Directions for this task: Reproduce the listing below line for line, without any alteration.
-.-.-
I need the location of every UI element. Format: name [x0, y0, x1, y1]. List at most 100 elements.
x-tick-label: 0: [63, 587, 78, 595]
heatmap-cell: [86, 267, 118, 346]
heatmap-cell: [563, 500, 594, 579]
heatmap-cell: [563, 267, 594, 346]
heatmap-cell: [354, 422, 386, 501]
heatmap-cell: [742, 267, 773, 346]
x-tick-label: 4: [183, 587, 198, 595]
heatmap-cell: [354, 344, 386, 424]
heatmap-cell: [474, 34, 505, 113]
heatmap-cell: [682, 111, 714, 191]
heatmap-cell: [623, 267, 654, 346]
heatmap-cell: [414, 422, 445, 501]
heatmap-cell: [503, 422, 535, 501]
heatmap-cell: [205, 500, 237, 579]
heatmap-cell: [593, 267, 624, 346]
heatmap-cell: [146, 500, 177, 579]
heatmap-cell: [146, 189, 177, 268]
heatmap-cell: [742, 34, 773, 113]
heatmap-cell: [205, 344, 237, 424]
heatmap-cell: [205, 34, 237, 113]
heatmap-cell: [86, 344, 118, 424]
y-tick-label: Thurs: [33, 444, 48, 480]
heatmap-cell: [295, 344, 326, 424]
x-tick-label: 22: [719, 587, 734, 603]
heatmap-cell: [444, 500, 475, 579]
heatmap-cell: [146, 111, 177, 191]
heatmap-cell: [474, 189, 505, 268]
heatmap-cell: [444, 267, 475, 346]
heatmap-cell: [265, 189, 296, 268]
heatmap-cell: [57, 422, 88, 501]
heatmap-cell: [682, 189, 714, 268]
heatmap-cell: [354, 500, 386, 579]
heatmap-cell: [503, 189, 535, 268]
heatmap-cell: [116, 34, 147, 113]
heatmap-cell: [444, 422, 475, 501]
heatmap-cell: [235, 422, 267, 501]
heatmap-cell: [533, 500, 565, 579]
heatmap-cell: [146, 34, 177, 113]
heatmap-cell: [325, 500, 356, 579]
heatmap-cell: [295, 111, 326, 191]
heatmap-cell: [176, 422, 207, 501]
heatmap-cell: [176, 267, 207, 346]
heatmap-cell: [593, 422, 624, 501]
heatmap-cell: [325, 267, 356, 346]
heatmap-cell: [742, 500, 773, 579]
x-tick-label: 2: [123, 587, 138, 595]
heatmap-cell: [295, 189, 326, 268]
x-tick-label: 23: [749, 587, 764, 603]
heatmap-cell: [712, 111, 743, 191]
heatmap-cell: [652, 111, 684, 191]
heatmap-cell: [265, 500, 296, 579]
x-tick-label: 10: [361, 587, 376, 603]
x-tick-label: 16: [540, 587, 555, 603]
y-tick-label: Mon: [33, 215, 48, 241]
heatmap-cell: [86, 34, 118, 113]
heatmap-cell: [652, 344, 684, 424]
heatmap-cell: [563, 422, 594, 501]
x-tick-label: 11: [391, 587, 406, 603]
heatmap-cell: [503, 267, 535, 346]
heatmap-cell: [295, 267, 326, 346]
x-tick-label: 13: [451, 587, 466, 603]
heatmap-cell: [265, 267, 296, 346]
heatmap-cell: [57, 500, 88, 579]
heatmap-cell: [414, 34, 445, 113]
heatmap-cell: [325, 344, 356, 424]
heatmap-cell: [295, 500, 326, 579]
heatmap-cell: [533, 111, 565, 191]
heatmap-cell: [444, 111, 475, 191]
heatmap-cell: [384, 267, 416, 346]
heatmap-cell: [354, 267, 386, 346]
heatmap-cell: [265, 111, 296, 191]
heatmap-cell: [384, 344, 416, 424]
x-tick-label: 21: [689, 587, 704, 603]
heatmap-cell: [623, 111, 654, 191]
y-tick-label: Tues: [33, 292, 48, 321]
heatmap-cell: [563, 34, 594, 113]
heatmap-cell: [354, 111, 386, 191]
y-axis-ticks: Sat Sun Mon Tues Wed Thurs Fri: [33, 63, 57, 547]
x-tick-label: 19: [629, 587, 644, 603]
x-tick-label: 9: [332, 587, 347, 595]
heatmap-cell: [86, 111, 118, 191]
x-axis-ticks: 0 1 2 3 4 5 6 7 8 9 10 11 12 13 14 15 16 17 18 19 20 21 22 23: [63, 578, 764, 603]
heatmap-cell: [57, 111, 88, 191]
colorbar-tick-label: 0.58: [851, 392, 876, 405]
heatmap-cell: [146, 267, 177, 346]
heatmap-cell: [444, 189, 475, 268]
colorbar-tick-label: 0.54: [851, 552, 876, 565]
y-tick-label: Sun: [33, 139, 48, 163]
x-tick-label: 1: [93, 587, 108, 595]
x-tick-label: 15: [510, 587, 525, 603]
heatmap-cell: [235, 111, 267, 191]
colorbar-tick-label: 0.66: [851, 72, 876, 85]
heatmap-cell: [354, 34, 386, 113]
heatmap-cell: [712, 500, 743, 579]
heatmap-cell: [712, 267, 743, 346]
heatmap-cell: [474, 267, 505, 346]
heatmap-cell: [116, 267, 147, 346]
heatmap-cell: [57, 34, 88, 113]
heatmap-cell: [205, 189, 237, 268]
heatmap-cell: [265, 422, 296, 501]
-.-.-
Written solution:
I need the location of every UI element. Format: name [x0, y0, x1, y1]. List at most 100 elements.
x-tick-label: 0: [63, 587, 78, 595]
heatmap-cell: [86, 267, 118, 346]
heatmap-cell: [563, 500, 594, 579]
heatmap-cell: [563, 267, 594, 346]
heatmap-cell: [354, 422, 386, 501]
heatmap-cell: [742, 267, 773, 346]
x-tick-label: 4: [183, 587, 198, 595]
heatmap-cell: [354, 344, 386, 424]
heatmap-cell: [474, 34, 505, 113]
heatmap-cell: [682, 111, 714, 191]
heatmap-cell: [623, 267, 654, 346]
heatmap-cell: [414, 422, 445, 501]
heatmap-cell: [503, 422, 535, 501]
heatmap-cell: [205, 500, 237, 579]
heatmap-cell: [593, 267, 624, 346]
heatmap-cell: [146, 500, 177, 579]
heatmap-cell: [146, 189, 177, 268]
heatmap-cell: [742, 34, 773, 113]
heatmap-cell: [205, 344, 237, 424]
heatmap-cell: [205, 34, 237, 113]
heatmap-cell: [86, 344, 118, 424]
y-tick-label: Thurs: [33, 444, 48, 480]
heatmap-cell: [295, 344, 326, 424]
x-tick-label: 22: [719, 587, 734, 603]
heatmap-cell: [444, 500, 475, 579]
heatmap-cell: [146, 111, 177, 191]
heatmap-cell: [474, 189, 505, 268]
heatmap-cell: [444, 267, 475, 346]
heatmap-cell: [265, 189, 296, 268]
heatmap-cell: [57, 422, 88, 501]
heatmap-cell: [682, 189, 714, 268]
heatmap-cell: [354, 500, 386, 579]
heatmap-cell: [503, 189, 535, 268]
heatmap-cell: [116, 34, 147, 113]
heatmap-cell: [444, 422, 475, 501]
heatmap-cell: [235, 422, 267, 501]
heatmap-cell: [533, 500, 565, 579]
heatmap-cell: [146, 34, 177, 113]
heatmap-cell: [325, 500, 356, 579]
heatmap-cell: [295, 111, 326, 191]
heatmap-cell: [176, 422, 207, 501]
heatmap-cell: [176, 267, 207, 346]
heatmap-cell: [593, 422, 624, 501]
heatmap-cell: [325, 267, 356, 346]
heatmap-cell: [742, 500, 773, 579]
x-tick-label: 2: [123, 587, 138, 595]
heatmap-cell: [295, 189, 326, 268]
x-tick-label: 23: [749, 587, 764, 603]
heatmap-cell: [712, 111, 743, 191]
heatmap-cell: [652, 111, 684, 191]
heatmap-cell: [265, 500, 296, 579]
x-tick-label: 10: [361, 587, 376, 603]
x-tick-label: 16: [540, 587, 555, 603]
y-tick-label: Mon: [33, 215, 48, 241]
heatmap-cell: [86, 34, 118, 113]
heatmap-cell: [652, 344, 684, 424]
heatmap-cell: [563, 422, 594, 501]
x-tick-label: 11: [391, 587, 406, 603]
heatmap-cell: [503, 267, 535, 346]
heatmap-cell: [295, 267, 326, 346]
x-tick-label: 13: [451, 587, 466, 603]
heatmap-cell: [265, 267, 296, 346]
heatmap-cell: [57, 500, 88, 579]
heatmap-cell: [414, 34, 445, 113]
heatmap-cell: [325, 344, 356, 424]
heatmap-cell: [295, 500, 326, 579]
heatmap-cell: [533, 111, 565, 191]
heatmap-cell: [444, 111, 475, 191]
heatmap-cell: [384, 267, 416, 346]
heatmap-cell: [354, 267, 386, 346]
heatmap-cell: [265, 111, 296, 191]
heatmap-cell: [384, 344, 416, 424]
x-tick-label: 21: [689, 587, 704, 603]
heatmap-cell: [623, 111, 654, 191]
y-tick-label: Tues: [33, 292, 48, 321]
heatmap-cell: [563, 34, 594, 113]
heatmap-cell: [354, 111, 386, 191]
y-axis-ticks: Sat Sun Mon Tues Wed Thurs Fri: [33, 63, 57, 547]
x-tick-label: 19: [629, 587, 644, 603]
x-tick-label: 9: [332, 587, 347, 595]
heatmap-cell: [86, 111, 118, 191]
x-axis-ticks: 0 1 2 3 4 5 6 7 8 9 10 11 12 13 14 15 16 17 18 19 20 21 22 23: [63, 578, 764, 603]
heatmap-cell: [57, 111, 88, 191]
colorbar-tick-label: 0.58: [851, 392, 876, 405]
heatmap-cell: [146, 267, 177, 346]
heatmap-cell: [444, 189, 475, 268]
colorbar-tick-label: 0.54: [851, 552, 876, 565]
y-tick-label: Sun: [33, 139, 48, 163]
x-tick-label: 1: [93, 587, 108, 595]
x-tick-label: 15: [510, 587, 525, 603]
heatmap-cell: [235, 111, 267, 191]
colorbar-tick-label: 0.66: [851, 72, 876, 85]
heatmap-cell: [354, 34, 386, 113]
heatmap-cell: [712, 500, 743, 579]
heatmap-cell: [712, 267, 743, 346]
heatmap-cell: [474, 267, 505, 346]
heatmap-cell: [116, 267, 147, 346]
heatmap-cell: [57, 34, 88, 113]
heatmap-cell: [205, 189, 237, 268]
heatmap-cell: [265, 422, 296, 501]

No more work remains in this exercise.